## LISTING

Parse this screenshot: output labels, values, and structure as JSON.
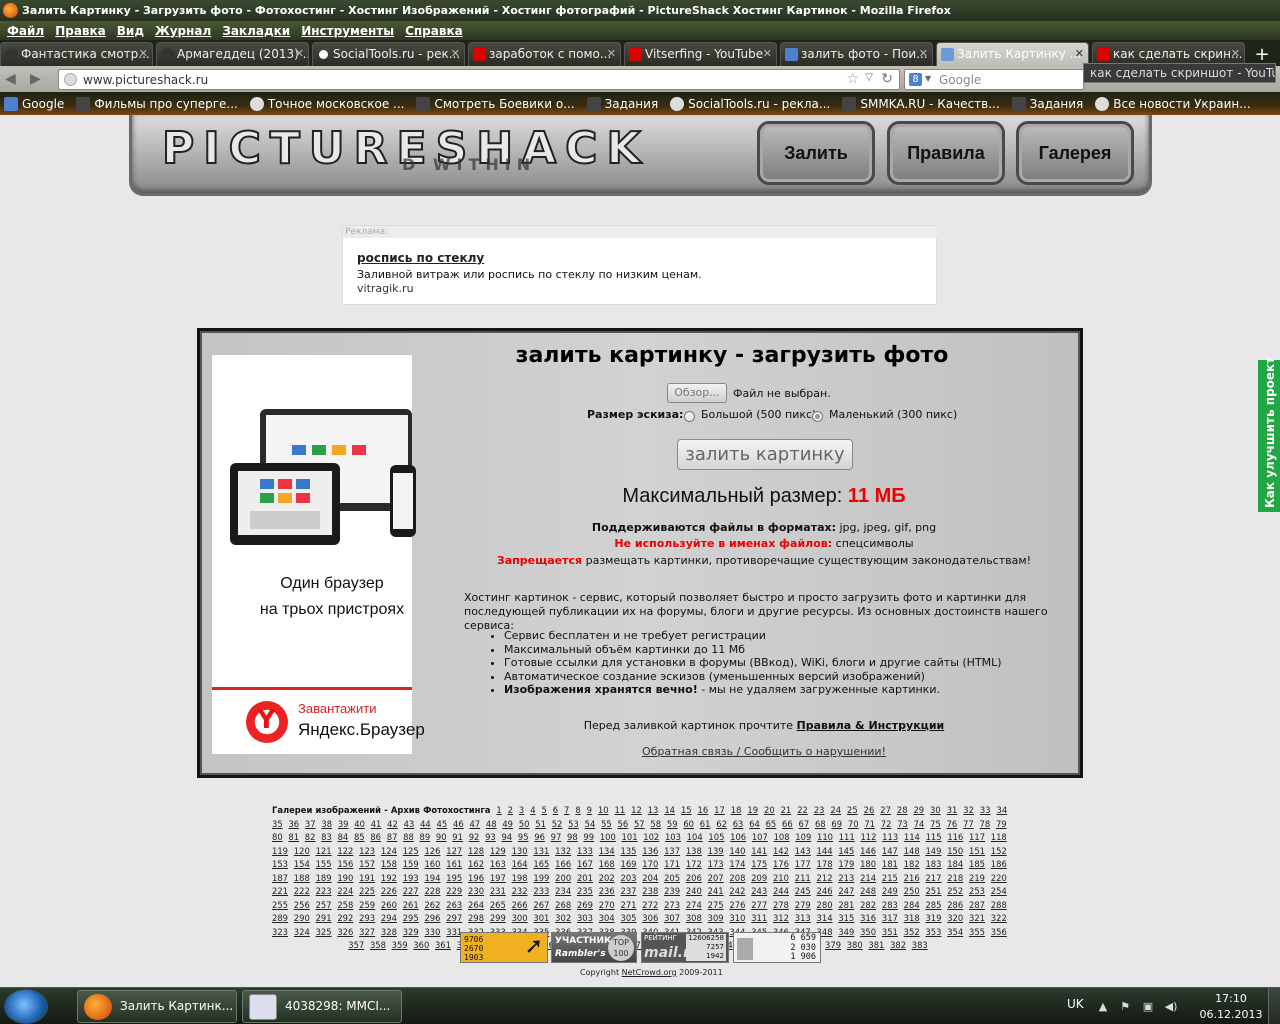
{
  "window": {
    "title": "Залить Картинку - Загрузить фото - Фотохостинг - Хостинг Изображений - Хостинг фотографий - PictureShack Хостинг Картинок - Mozilla Firefox"
  },
  "menu": [
    "Файл",
    "Правка",
    "Вид",
    "Журнал",
    "Закладки",
    "Инструменты",
    "Справка"
  ],
  "tabs": [
    {
      "label": "Фантастика смотр...",
      "icon": "smiley-icon"
    },
    {
      "label": "Армагеддец (2013) ...",
      "icon": "smiley-icon"
    },
    {
      "label": "SocialTools.ru - рек...",
      "icon": "dot-icon"
    },
    {
      "label": "заработок с помо...",
      "icon": "youtube-icon"
    },
    {
      "label": "Vitserfing - YouTube",
      "icon": "youtube-icon"
    },
    {
      "label": "залить фото - Пои...",
      "icon": "google-icon"
    },
    {
      "label": "Залить Картинку ...",
      "icon": "picture-icon",
      "active": true
    },
    {
      "label": "как сделать скрин...",
      "icon": "youtube-icon"
    }
  ],
  "nav": {
    "url": "www.pictureshack.ru",
    "search_engine": "8",
    "search_placeholder": "Google",
    "tooltip": "как сделать скриншот - YouTube"
  },
  "bookmarks": [
    {
      "label": "Google",
      "icon": "google-icon"
    },
    {
      "label": "Фильмы про суперге...",
      "icon": "smiley-icon"
    },
    {
      "label": "Точное московское ...",
      "icon": "clock-icon"
    },
    {
      "label": "Смотреть Боевики о...",
      "icon": "smiley-icon"
    },
    {
      "label": "Задания",
      "icon": "hand-icon"
    },
    {
      "label": "SocialTools.ru - рекла...",
      "icon": "dot-icon"
    },
    {
      "label": "SMMKA.RU - Качеств...",
      "icon": "s-icon"
    },
    {
      "label": "Задания",
      "icon": "tank-icon"
    },
    {
      "label": "Все новости Украин...",
      "icon": "ua-icon"
    }
  ],
  "site": {
    "logo": "PICTURESHACK",
    "logo_sub": "D WITHIN",
    "nav": [
      "Залить",
      "Правила",
      "Галерея"
    ]
  },
  "ad": {
    "label": "Реклама:",
    "title": "роспись по стеклу",
    "desc": "Заливной витраж или роспись по стеклу по низким ценам.",
    "site": "vitragik.ru"
  },
  "banner": {
    "slogan_line1": "Один браузер",
    "slogan_line2": "на трьох пристроях",
    "cta": "Завантажити",
    "brand": "Яндекс.Браузер"
  },
  "upload": {
    "title": "залить картинку - загрузить фото",
    "browse": "Обзор...",
    "no_file": "Файл не выбран.",
    "size_label": "Размер эскиза:",
    "size_large": "Большой (500 пикс)",
    "size_small": "Маленький (300 пикс)",
    "selected_size": "small",
    "button": "залить картинку",
    "max_prefix": "Максимальный размер:",
    "max_value": "11 МБ",
    "formats_label": "Поддерживаются файлы в форматах:",
    "formats": "jpg, jpeg, gif, png",
    "warn_label": "Не используйте в именах файлов:",
    "warn_value": "спецсимволы",
    "forbid_label": "Запрещается",
    "forbid_text": "размещать картинки, противоречащие существующим законодательствам!",
    "description": "Хостинг картинок - сервис, который позволяет быстро и просто загрузить фото и картинки для последующей публикации их на форумы, блоги и другие ресурсы. Из основных достоинств нашего сервиса:",
    "features": [
      "Сервис бесплатен и не требует регистрации",
      "Максимальный объём картинки до 11 Мб",
      "Готовые ссылки для установки в форумы (ВВкод), WiKi, блоги и другие сайты (HTML)",
      "Автоматическое создание эскизов (уменьшенных версий изображений)"
    ],
    "feature_last_bold": "Изображения хранятся вечно!",
    "feature_last_rest": " - мы не удаляем загруженные картинки.",
    "read_before": "Перед заливкой картинок прочтите",
    "rules_link": "Правила & Инструкции",
    "feedback": "Обратная связь / Сообщить о нарушении!"
  },
  "gallery": {
    "label": "Галереи изображений - Архив Фотохостинга",
    "first_page": 1,
    "last_page": 383
  },
  "counters": {
    "c1": [
      "9706",
      "2670",
      "1903"
    ],
    "c2_title": "УЧАСТНИК",
    "c2_brand": "Rambler's",
    "c2_top": "TOP 100",
    "c3_label": "РЕЙТИНГ",
    "c3_brand": "mail.ru",
    "c3_nums": [
      "12606258",
      "7257",
      "1942"
    ],
    "c4_nums": [
      "6 659",
      "2 030",
      "1 906"
    ]
  },
  "copyright": {
    "prefix": "Copyright",
    "link": "NetCrowd.org",
    "years": "2009-2011"
  },
  "side_feedback": "Как улучшить проект",
  "taskbar": {
    "items": [
      {
        "label": "Залить Картинк..."
      },
      {
        "label": "4038298: MMCI..."
      }
    ],
    "lang": "UK",
    "time": "17:10",
    "date": "06.12.2013"
  }
}
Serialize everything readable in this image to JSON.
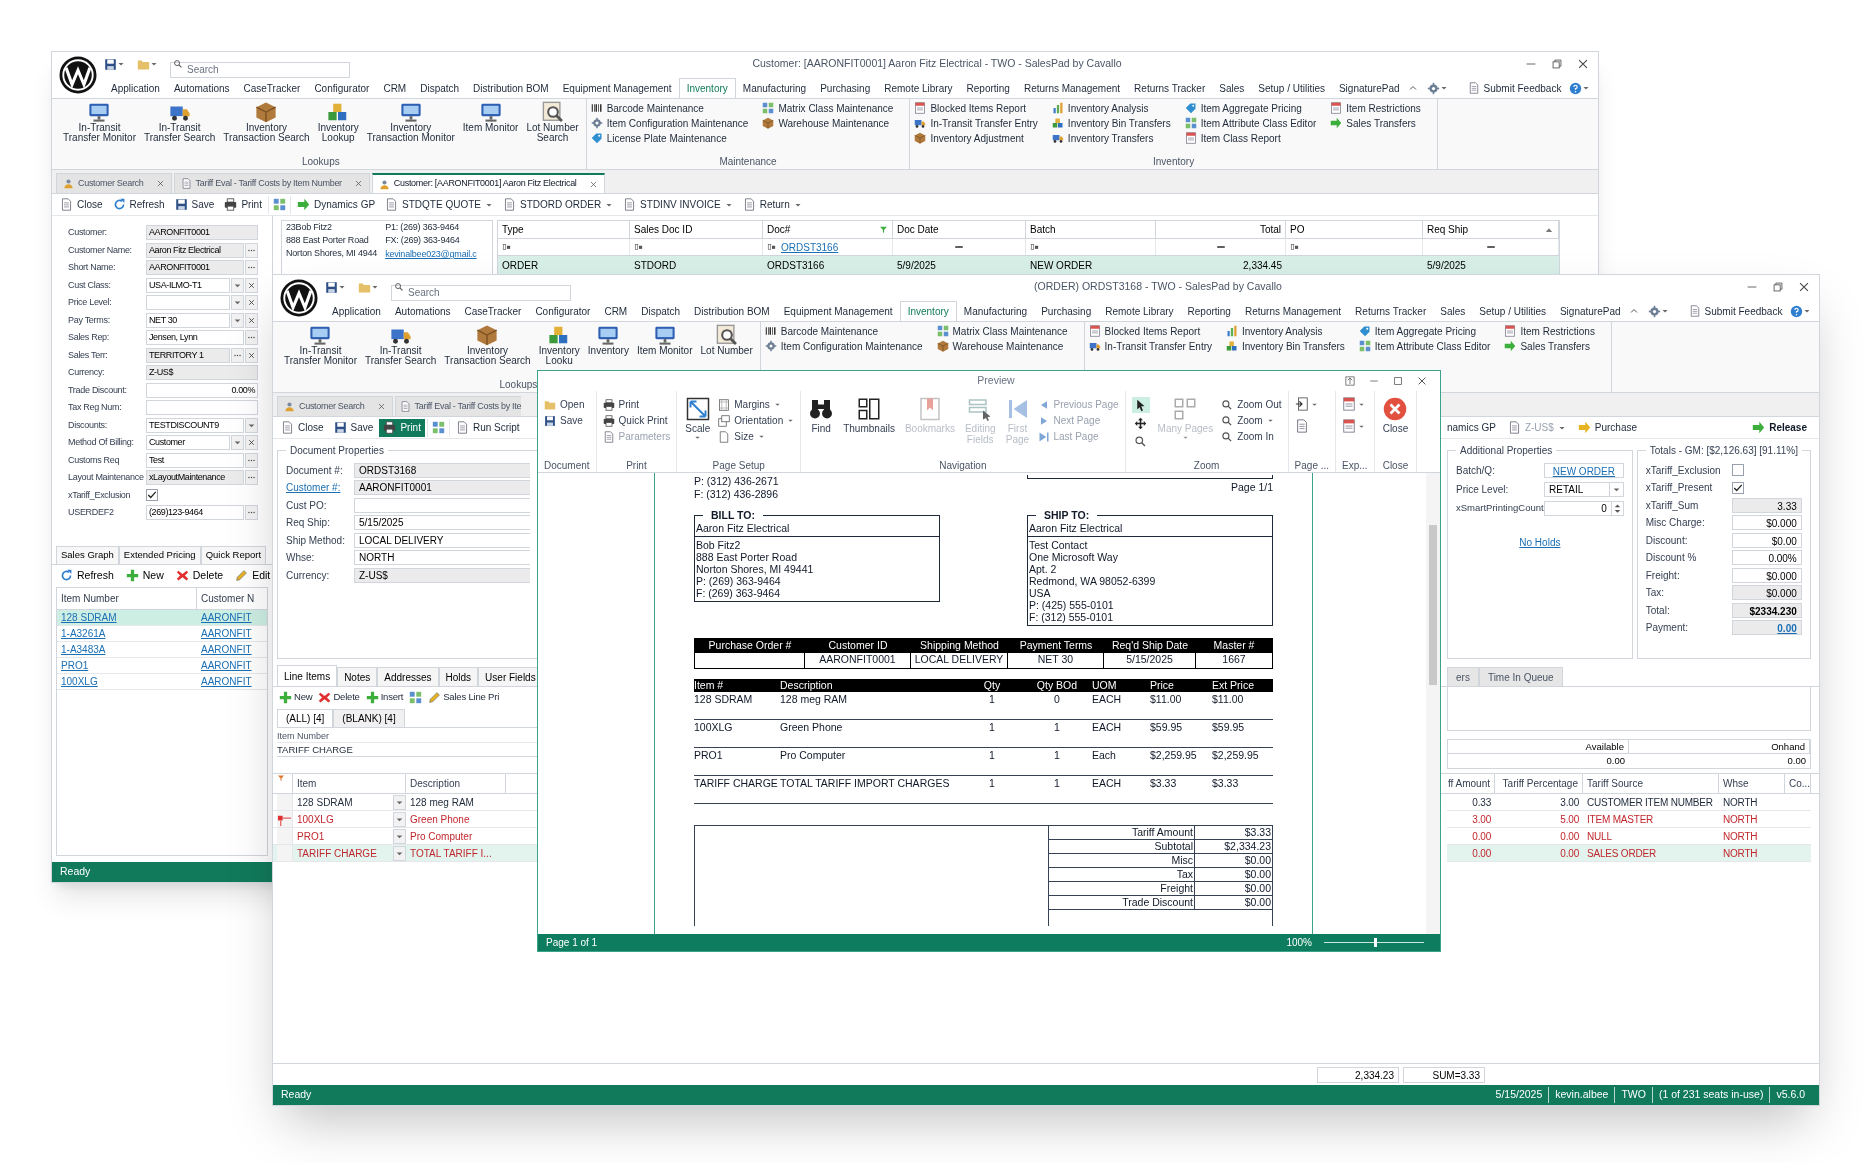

## STATED GOAL
How many of the lines in the listing above hold the word "SocialTools"? Report only that figure.

## EXPECTED ANSWER
2